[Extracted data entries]

——

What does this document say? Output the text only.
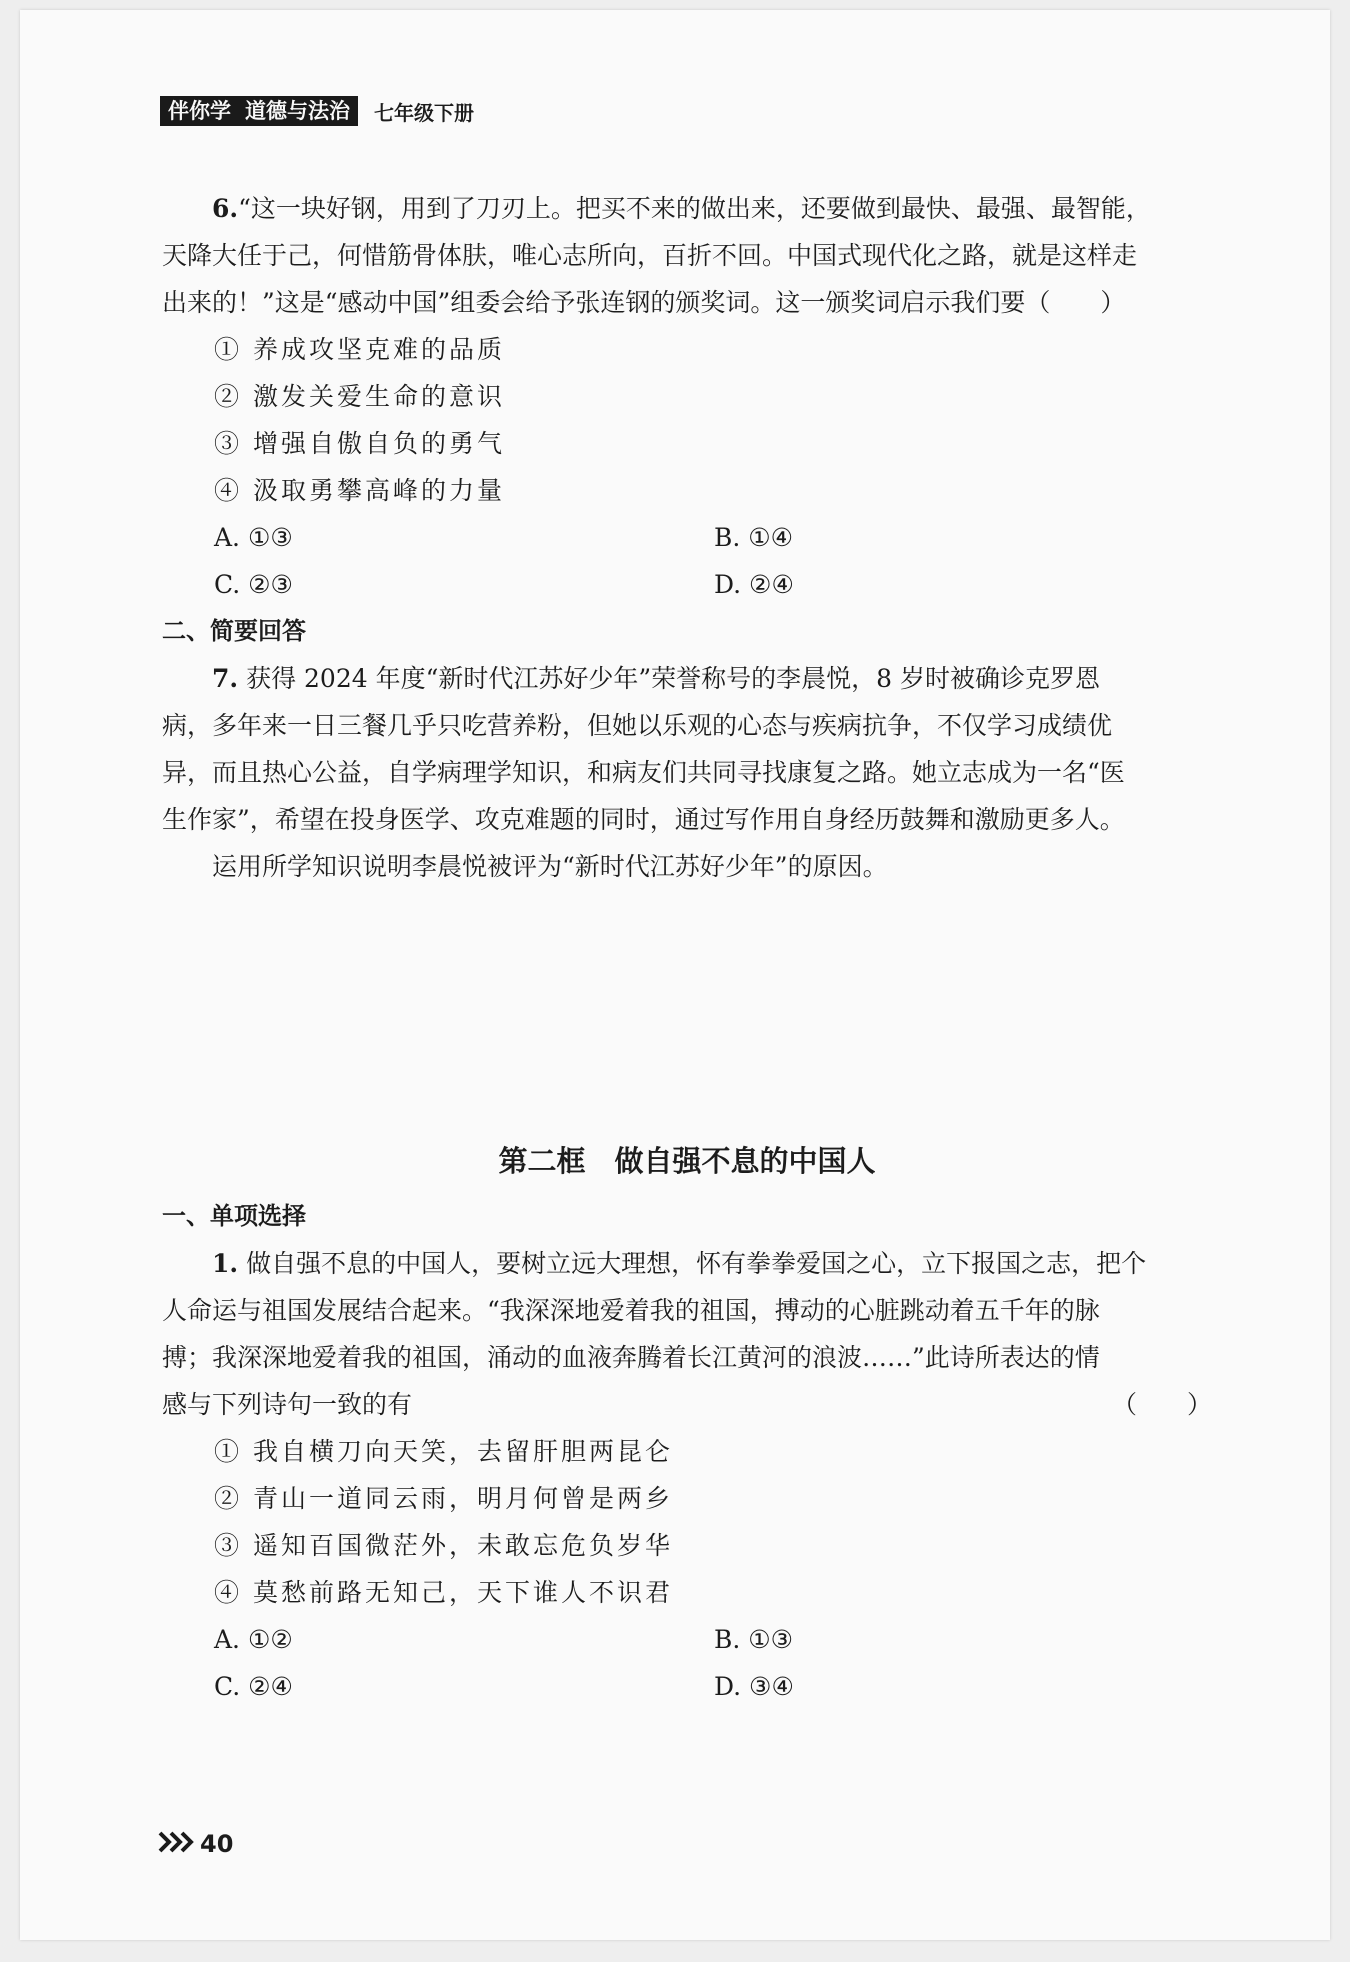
伴你学 道德与法治	七年级下册

6.“这一块好钢，用到了刀刃上。把买不来的做出来，还要做到最快、最强、最智能，

天降大任于己，何惜筋骨体肤，唯心志所向，百折不回。中国式现代化之路，就是这样走

出来的！”这是“感动中国”组委会给予张连钢的颁奖词。这一颁奖词启示我们要（　　）

① 养成攻坚克难的品质
② 激发关爱生命的意识
③ 增强自傲自负的勇气
④ 汲取勇攀高峰的力量
A. ①③	B. ①④
C. ②③	D. ②④

二、简要回答

7. 获得 2024 年度“新时代江苏好少年”荣誉称号的李晨悦，8 岁时被确诊克罗恩

病，多年来一日三餐几乎只吃营养粉，但她以乐观的心态与疾病抗争，不仅学习成绩优

异，而且热心公益，自学病理学知识，和病友们共同寻找康复之路。她立志成为一名“医

生作家”，希望在投身医学、攻克难题的同时，通过写作用自身经历鼓舞和激励更多人。

运用所学知识说明李晨悦被评为“新时代江苏好少年”的原因。

第二框　做自强不息的中国人

一、单项选择

1. 做自强不息的中国人，要树立远大理想，怀有拳拳爱国之心，立下报国之志，把个

人命运与祖国发展结合起来。“我深深地爱着我的祖国，搏动的心脏跳动着五千年的脉

搏；我深深地爱着我的祖国，涌动的血液奔腾着长江黄河的浪波……”此诗所表达的情

感与下列诗句一致的有	（　　）

① 我自横刀向天笑，去留肝胆两昆仑
② 青山一道同云雨，明月何曾是两乡
③ 遥知百国微茫外，未敢忘危负岁华
④ 莫愁前路无知己，天下谁人不识君
A. ①②	B. ①③
C. ②④	D. ③④
40
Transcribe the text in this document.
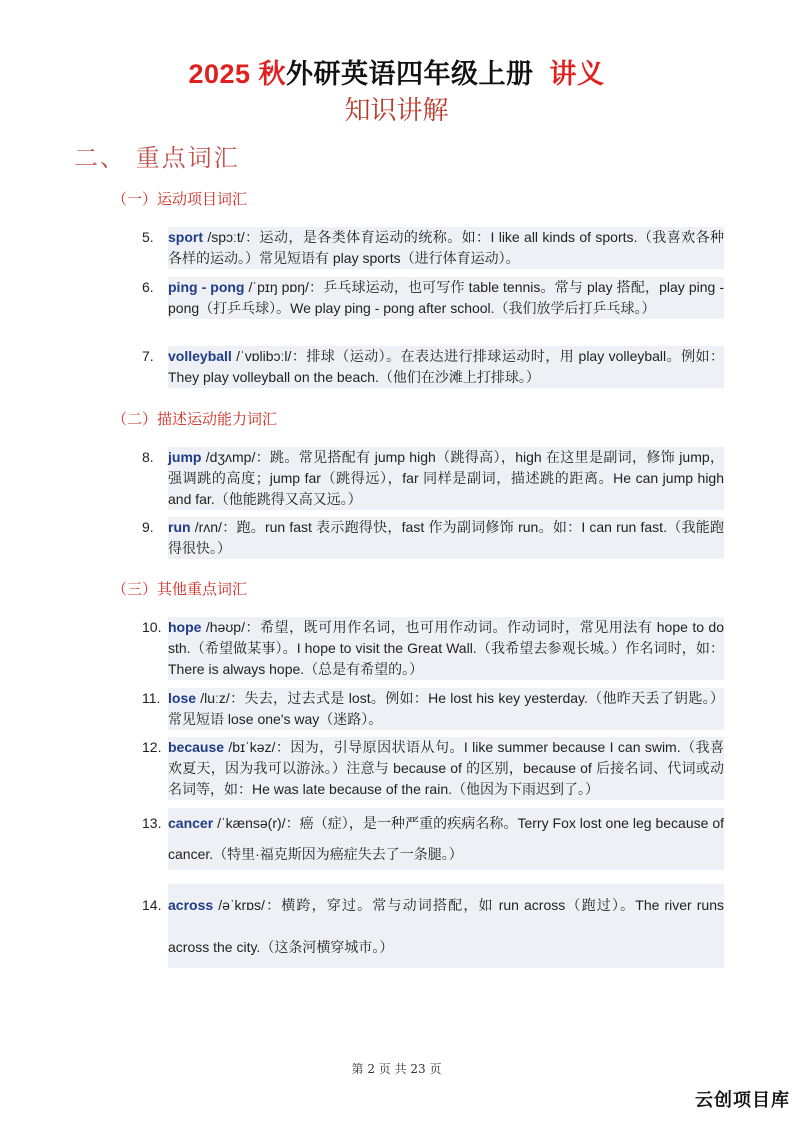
2025 秋外研英语四年级上册 讲义
知识讲解
二、 重点词汇
（一）运动项目词汇
5.	sport /spɔːt/：运动，是各类体育运动的统称。如：I like all kinds of sports.（我喜欢各种各样的运动。）常见短语有 play sports（进行体育运动）。
6.	ping - pong /ˈpɪŋ pɒŋ/：乒乓球运动，也可写作 table tennis。常与 play 搭配，play ping - pong（打乒乓球）。We play ping - pong after school.（我们放学后打乒乓球。）
7.	volleyball /ˈvɒlibɔːl/：排球（运动）。在表达进行排球运动时，用 play volleyball。例如：They play volleyball on the beach.（他们在沙滩上打排球。）
（二）描述运动能力词汇
8.	jump /dʒʌmp/：跳。常见搭配有 jump high（跳得高），high 在这里是副词，修饰 jump，强调跳的高度；jump far（跳得远），far 同样是副词，描述跳的距离。He can jump high and far.（他能跳得又高又远。）
9.	run /rʌn/：跑。run fast 表示跑得快，fast 作为副词修饰 run。如：I can run fast.（我能跑得很快。）
（三）其他重点词汇
10. hope /həʊp/：希望，既可用作名词，也可用作动词。作动词时，常见用法有 hope to do sth.（希望做某事）。I hope to visit the Great Wall.（我希望去参观长城。）作名词时，如：There is always hope.（总是有希望的。）
11. lose /luːz/：失去，过去式是 lost。例如：He lost his key yesterday.（他昨天丢了钥匙。）常见短语 lose one's way（迷路）。
12. because /bɪˈkəz/：因为，引导原因状语从句。I like summer because I can swim.（我喜欢夏天，因为我可以游泳。）注意与 because of 的区别，because of 后接名词、代词或动名词等，如：He was late because of the rain.（他因为下雨迟到了。）
13. cancer /ˈkænsə(r)/：癌（症），是一种严重的疾病名称。Terry Fox lost one leg because of cancer.（特里·福克斯因为癌症失去了一条腿。）
14. across /əˈkrɒs/：横跨，穿过。常与动词搭配，如 run across（跑过）。The river runs across the city.（这条河横穿城市。）
第 2 页 共 23 页
云创项目库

——

#### WHAT IS EXPECTED
Set down all the entries exactly as they appear, but skip any pictures.

#### WRITTEN RESPONSE
What does this document say? Output the text only.
伴你学 道德与法治	七年级下册

6.“这一块好钢，用到了刀刃上。把买不来的做出来，还要做到最快、最强、最智能，

天降大任于己，何惜筋骨体肤，唯心志所向，百折不回。中国式现代化之路，就是这样走

出来的！”这是“感动中国”组委会给予张连钢的颁奖词。这一颁奖词启示我们要（　　）

① 养成攻坚克难的品质
② 激发关爱生命的意识
③ 增强自傲自负的勇气
④ 汲取勇攀高峰的力量
A. ①③	B. ①④
C. ②③	D. ②④

二、简要回答

7. 获得 2024 年度“新时代江苏好少年”荣誉称号的李晨悦，8 岁时被确诊克罗恩

病，多年来一日三餐几乎只吃营养粉，但她以乐观的心态与疾病抗争，不仅学习成绩优

异，而且热心公益，自学病理学知识，和病友们共同寻找康复之路。她立志成为一名“医

生作家”，希望在投身医学、攻克难题的同时，通过写作用自身经历鼓舞和激励更多人。

运用所学知识说明李晨悦被评为“新时代江苏好少年”的原因。

第二框　做自强不息的中国人

一、单项选择

1. 做自强不息的中国人，要树立远大理想，怀有拳拳爱国之心，立下报国之志，把个

人命运与祖国发展结合起来。“我深深地爱着我的祖国，搏动的心脏跳动着五千年的脉

搏；我深深地爱着我的祖国，涌动的血液奔腾着长江黄河的浪波……”此诗所表达的情

感与下列诗句一致的有	（　　）

① 我自横刀向天笑，去留肝胆两昆仑
② 青山一道同云雨，明月何曾是两乡
③ 遥知百国微茫外，未敢忘危负岁华
④ 莫愁前路无知己，天下谁人不识君
A. ①②	B. ①③
C. ②④	D. ③④
40
Transcribe the text in this document.
2025 秋外研英语四年级上册 讲义
知识讲解
二、 重点词汇
（一）运动项目词汇
5.	sport /spɔːt/：运动，是各类体育运动的统称。如：I like all kinds of sports.（我喜欢各种各样的运动。）常见短语有 play sports（进行体育运动）。
6.	ping - pong /ˈpɪŋ pɒŋ/：乒乓球运动，也可写作 table tennis。常与 play 搭配，play ping - pong（打乒乓球）。We play ping - pong after school.（我们放学后打乒乓球。）
7.	volleyball /ˈvɒlibɔːl/：排球（运动）。在表达进行排球运动时，用 play volleyball。例如：They play volleyball on the beach.（他们在沙滩上打排球。）
（二）描述运动能力词汇
8.	jump /dʒʌmp/：跳。常见搭配有 jump high（跳得高），high 在这里是副词，修饰 jump，强调跳的高度；jump far（跳得远），far 同样是副词，描述跳的距离。He can jump high and far.（他能跳得又高又远。）
9.	run /rʌn/：跑。run fast 表示跑得快，fast 作为副词修饰 run。如：I can run fast.（我能跑得很快。）
（三）其他重点词汇
10. hope /həʊp/：希望，既可用作名词，也可用作动词。作动词时，常见用法有 hope to do sth.（希望做某事）。I hope to visit the Great Wall.（我希望去参观长城。）作名词时，如：There is always hope.（总是有希望的。）
11. lose /luːz/：失去，过去式是 lost。例如：He lost his key yesterday.（他昨天丢了钥匙。）常见短语 lose one's way（迷路）。
12. because /bɪˈkəz/：因为，引导原因状语从句。I like summer because I can swim.（我喜欢夏天，因为我可以游泳。）注意与 because of 的区别，because of 后接名词、代词或动名词等，如：He was late because of the rain.（他因为下雨迟到了。）
13. cancer /ˈkænsə(r)/：癌（症），是一种严重的疾病名称。Terry Fox lost one leg because of cancer.（特里·福克斯因为癌症失去了一条腿。）
14. across /əˈkrɒs/：横跨，穿过。常与动词搭配，如 run across（跑过）。The river runs across the city.（这条河横穿城市。）
第 2 页 共 23 页
云创项目库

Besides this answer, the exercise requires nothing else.